---- Extract provided

When did beer become so important? Provincial governments fight over how much beer and other alcohol to allow across their borders. They also all want their own craft brewing industries.
In one way that's rather funny. Home brewing is the ultimate craft brewing. And making beer is really no more difficult than baking bread. The only catch is that you also have to clean and sterilize 60 bottles for each standard batch.
In another way it's not funny at all. The sale of alcoholic drinks is a symbol of how the provinces try to maintain advantages over one another — often to the cost of their own residents as well as other Canadians.
Alberta is not immune. The province has a strong case that its beer market has been more open than markets in other provinces. Now it's retaliating with a grant for small Alberta brewers. Why the beer industry needs to be singled out is a bit of a mystery. But it is.
Officially, the provinces are seeking ways to improve the trade of alcoholic drinks. A working group on the issue was formed when the premiers reached a “Canadian free trade agreement” at their meeting in Whitehorse in July.
Technical issues remain to be worked out before anyone knows what the “free trade agreement” will cover.
B.C. Premier Christy Clark said at the start of the premiers' meeting: ”It makes no sense that you can get B.C. wine more easily in China than you can in Ontario.”
That's true, but it's a small part of a much bigger and strange picture.
It makes no sense that all sorts of things are frustrated by provincial jealousies over turf and revenue. The barriers sometimes have dubious legal foundations, too.
The push toward freer trade in alcohol took on new urgency in April when a New Brunswick man won a case involving his attempt to transport 14 cases of beer and three bottles of liquor into his province from Quebec.

--------
---- Supplied records

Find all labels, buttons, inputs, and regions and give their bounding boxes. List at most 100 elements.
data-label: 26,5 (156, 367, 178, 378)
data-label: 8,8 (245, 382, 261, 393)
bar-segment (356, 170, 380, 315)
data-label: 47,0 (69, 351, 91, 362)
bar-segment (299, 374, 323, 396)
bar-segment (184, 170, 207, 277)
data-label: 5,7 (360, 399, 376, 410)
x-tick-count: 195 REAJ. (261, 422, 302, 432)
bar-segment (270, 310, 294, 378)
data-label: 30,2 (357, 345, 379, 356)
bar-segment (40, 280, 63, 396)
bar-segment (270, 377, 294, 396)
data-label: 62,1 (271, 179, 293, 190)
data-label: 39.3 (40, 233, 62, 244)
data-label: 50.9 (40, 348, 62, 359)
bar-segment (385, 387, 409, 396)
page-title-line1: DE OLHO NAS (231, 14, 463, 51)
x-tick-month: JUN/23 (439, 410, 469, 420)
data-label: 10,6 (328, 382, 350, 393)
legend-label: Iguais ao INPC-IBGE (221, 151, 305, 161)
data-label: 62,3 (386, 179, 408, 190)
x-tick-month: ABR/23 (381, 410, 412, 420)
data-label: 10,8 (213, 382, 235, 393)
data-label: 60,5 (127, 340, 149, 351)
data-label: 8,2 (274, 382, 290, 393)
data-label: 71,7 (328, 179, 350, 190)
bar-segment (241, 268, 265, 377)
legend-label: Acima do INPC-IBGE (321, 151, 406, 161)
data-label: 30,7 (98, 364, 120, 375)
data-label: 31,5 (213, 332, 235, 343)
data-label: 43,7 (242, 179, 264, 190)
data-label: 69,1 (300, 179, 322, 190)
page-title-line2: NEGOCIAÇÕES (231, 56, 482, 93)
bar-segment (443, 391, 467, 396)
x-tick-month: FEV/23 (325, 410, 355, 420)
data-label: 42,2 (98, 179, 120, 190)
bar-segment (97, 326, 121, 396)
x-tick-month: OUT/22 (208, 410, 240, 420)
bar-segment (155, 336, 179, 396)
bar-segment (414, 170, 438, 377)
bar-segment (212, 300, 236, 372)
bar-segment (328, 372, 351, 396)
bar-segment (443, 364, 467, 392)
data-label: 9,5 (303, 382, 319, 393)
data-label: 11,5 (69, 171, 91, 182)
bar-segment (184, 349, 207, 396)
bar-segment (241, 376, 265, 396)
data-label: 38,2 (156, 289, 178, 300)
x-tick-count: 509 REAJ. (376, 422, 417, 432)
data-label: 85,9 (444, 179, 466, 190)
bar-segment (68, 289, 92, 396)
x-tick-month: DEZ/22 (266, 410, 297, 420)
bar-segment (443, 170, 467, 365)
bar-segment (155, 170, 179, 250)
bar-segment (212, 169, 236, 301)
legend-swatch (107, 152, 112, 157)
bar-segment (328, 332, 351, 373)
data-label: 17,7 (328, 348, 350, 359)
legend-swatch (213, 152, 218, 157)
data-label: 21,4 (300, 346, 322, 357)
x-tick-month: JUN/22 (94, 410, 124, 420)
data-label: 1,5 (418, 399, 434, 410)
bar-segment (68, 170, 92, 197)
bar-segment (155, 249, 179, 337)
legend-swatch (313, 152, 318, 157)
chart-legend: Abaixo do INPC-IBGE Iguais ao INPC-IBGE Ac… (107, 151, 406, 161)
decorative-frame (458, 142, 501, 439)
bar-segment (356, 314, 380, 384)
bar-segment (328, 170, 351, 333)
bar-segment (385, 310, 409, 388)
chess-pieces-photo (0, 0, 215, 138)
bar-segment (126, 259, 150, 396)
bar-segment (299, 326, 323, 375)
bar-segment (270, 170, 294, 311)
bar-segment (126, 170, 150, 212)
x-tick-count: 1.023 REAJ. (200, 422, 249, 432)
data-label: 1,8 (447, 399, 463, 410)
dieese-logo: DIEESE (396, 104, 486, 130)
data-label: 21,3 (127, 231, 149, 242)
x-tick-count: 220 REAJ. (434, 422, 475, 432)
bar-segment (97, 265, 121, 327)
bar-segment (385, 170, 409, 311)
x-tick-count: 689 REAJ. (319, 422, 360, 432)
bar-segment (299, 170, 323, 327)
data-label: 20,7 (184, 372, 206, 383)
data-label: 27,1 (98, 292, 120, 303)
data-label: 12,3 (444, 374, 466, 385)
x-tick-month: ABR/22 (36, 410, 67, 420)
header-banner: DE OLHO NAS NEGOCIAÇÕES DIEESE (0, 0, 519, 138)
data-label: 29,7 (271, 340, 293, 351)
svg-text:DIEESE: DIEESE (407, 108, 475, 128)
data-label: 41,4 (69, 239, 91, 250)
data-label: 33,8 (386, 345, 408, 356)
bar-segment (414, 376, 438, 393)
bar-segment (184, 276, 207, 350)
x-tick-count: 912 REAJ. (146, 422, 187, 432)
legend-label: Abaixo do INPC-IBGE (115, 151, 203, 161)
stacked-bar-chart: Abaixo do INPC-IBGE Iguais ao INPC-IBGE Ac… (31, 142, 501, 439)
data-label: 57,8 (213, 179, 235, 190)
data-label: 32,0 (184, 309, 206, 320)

--------

▶ [Problems to work on]
**1)** Reproduce the stretch of the piece on interprovincial alcohol trade from "When did beer" through "each standard batch.".
**2)** According to the piece on interprovincial alcohol trade, why did the push toward freer trade in alcohol gain new urgency in April?

▶ [Per-task outputs]
**1)**
When did beer become so important? Provincial governments fight over how much beer and other alcohol to allow across their borders. They also all want their own craft brewing industries.
In one way that's rather funny. Home brewing is the ultimate craft brewing. And making beer is really no more difficult than baking bread. The only catch is that you also have to clean and sterilize 60 bottles for each standard batch.

**2)** In April, a New Brunswick man won a case over his attempt to bring 14 cases of beer and three bottles of liquor into his province from Quebec.